In the material below, find every line with "Track" and pull it out.
* begin *
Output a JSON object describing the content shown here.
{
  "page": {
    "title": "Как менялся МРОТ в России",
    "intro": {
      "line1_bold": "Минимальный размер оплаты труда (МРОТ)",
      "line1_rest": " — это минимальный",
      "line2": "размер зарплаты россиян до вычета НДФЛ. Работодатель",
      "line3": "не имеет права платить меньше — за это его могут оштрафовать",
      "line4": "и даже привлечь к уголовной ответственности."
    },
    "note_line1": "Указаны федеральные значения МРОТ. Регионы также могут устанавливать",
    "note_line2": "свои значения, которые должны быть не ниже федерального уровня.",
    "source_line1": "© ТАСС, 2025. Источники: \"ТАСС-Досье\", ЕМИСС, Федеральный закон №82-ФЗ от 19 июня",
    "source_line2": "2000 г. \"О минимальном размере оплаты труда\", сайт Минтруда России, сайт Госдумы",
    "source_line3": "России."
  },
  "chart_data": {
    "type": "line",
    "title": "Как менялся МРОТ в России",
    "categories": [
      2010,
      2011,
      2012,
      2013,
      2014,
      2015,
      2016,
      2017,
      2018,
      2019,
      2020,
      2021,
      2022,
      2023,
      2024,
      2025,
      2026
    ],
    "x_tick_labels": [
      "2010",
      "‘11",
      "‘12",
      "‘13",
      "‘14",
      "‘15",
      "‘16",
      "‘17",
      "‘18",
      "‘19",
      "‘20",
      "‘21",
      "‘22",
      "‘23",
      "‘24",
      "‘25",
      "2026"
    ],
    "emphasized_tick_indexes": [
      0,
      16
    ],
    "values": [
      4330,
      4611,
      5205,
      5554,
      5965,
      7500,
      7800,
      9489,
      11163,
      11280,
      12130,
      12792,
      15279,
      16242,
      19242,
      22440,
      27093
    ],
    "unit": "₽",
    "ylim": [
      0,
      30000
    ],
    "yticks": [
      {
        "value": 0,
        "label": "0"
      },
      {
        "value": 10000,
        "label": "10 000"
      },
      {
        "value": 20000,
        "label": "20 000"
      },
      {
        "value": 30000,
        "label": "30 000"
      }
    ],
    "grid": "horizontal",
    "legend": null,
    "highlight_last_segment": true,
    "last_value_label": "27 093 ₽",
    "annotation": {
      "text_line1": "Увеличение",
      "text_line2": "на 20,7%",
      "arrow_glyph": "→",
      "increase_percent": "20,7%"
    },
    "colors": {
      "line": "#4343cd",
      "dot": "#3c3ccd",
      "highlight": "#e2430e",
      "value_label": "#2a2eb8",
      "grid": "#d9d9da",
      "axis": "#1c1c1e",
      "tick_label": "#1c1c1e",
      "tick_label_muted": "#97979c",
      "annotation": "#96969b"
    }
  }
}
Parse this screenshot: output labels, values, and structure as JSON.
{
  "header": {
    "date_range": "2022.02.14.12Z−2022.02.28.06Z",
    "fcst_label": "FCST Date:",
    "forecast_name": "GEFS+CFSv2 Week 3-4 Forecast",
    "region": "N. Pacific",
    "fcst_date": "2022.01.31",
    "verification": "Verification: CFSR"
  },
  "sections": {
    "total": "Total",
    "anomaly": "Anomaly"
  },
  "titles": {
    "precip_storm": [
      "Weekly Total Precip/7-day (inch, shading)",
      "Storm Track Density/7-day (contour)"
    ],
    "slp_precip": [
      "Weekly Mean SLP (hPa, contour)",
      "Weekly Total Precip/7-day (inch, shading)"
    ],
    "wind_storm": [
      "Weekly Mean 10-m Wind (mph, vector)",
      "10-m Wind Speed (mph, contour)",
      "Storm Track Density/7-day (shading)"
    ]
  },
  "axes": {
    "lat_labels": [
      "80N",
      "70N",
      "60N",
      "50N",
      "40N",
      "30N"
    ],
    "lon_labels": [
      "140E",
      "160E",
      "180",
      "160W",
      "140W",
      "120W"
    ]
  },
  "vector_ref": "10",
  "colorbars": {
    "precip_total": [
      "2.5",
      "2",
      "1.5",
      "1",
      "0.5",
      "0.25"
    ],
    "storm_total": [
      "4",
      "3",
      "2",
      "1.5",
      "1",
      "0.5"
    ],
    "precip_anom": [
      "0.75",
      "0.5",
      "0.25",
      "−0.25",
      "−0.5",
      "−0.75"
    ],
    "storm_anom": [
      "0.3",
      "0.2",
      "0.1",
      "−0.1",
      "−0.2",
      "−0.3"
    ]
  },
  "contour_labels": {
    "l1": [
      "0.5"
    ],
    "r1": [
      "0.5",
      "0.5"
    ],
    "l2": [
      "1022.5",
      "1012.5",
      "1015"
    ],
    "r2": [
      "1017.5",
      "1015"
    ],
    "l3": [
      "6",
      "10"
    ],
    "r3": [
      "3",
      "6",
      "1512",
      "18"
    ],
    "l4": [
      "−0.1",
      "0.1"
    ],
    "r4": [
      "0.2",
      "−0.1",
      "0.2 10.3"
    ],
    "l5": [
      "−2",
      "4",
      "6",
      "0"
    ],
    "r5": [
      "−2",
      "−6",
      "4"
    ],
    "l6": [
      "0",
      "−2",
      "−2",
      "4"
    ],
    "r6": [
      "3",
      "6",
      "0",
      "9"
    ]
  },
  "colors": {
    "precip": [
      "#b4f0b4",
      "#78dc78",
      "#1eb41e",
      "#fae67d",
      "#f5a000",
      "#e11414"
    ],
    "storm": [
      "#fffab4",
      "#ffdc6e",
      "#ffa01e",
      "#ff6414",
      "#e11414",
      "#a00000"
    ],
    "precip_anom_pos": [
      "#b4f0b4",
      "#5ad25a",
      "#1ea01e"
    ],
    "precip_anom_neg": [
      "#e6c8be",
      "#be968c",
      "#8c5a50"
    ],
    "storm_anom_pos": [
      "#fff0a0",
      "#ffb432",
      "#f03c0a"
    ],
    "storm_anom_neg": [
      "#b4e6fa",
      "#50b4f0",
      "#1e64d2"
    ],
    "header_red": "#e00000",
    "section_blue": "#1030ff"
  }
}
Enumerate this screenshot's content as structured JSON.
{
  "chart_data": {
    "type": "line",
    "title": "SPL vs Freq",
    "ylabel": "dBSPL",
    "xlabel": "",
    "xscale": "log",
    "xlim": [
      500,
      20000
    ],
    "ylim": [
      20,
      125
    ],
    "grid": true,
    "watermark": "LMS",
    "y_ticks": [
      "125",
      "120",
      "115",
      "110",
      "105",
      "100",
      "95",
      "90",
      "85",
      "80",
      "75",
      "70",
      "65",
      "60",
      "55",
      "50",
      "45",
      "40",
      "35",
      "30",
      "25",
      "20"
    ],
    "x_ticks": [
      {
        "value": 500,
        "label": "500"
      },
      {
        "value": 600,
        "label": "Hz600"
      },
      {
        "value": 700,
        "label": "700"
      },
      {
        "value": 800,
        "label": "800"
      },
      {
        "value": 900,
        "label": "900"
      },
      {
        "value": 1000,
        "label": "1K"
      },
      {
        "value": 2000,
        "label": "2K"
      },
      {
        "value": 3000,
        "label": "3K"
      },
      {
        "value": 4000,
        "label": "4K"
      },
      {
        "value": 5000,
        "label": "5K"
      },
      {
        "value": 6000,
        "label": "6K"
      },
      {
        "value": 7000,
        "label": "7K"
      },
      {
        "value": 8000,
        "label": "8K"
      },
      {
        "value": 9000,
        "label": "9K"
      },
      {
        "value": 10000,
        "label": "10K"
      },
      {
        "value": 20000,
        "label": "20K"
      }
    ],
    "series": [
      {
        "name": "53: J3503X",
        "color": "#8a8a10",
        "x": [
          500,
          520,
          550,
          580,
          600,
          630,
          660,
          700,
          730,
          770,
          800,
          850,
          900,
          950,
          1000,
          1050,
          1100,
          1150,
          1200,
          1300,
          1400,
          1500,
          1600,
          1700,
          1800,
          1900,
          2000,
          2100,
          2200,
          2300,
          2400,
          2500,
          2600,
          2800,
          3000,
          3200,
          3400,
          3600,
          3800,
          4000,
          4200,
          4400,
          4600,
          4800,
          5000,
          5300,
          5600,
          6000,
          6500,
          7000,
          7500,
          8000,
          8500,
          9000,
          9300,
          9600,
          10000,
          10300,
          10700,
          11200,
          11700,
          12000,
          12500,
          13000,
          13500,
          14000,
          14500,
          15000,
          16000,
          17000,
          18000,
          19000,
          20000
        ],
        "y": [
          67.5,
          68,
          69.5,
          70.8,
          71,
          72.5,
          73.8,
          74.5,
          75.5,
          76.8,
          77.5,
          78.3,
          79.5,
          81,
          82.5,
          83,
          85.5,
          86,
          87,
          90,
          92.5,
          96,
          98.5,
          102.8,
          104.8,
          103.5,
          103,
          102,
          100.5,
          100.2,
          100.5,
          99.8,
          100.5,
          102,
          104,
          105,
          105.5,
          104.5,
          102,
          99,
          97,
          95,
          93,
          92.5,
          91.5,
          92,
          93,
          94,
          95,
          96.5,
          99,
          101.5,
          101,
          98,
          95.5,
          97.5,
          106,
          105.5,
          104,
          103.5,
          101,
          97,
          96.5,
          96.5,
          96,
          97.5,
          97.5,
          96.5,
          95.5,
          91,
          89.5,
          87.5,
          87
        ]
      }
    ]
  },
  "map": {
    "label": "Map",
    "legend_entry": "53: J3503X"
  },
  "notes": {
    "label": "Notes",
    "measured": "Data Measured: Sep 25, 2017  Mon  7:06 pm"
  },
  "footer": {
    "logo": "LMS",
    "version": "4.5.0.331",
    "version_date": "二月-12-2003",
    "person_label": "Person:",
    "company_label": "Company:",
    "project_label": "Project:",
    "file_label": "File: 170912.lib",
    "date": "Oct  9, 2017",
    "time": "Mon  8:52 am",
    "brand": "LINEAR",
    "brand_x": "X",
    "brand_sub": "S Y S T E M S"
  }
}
* end *
Complete output -
      "Storm Track Density/7-day (contour)"
      "Storm Track Density/7-day (shading)"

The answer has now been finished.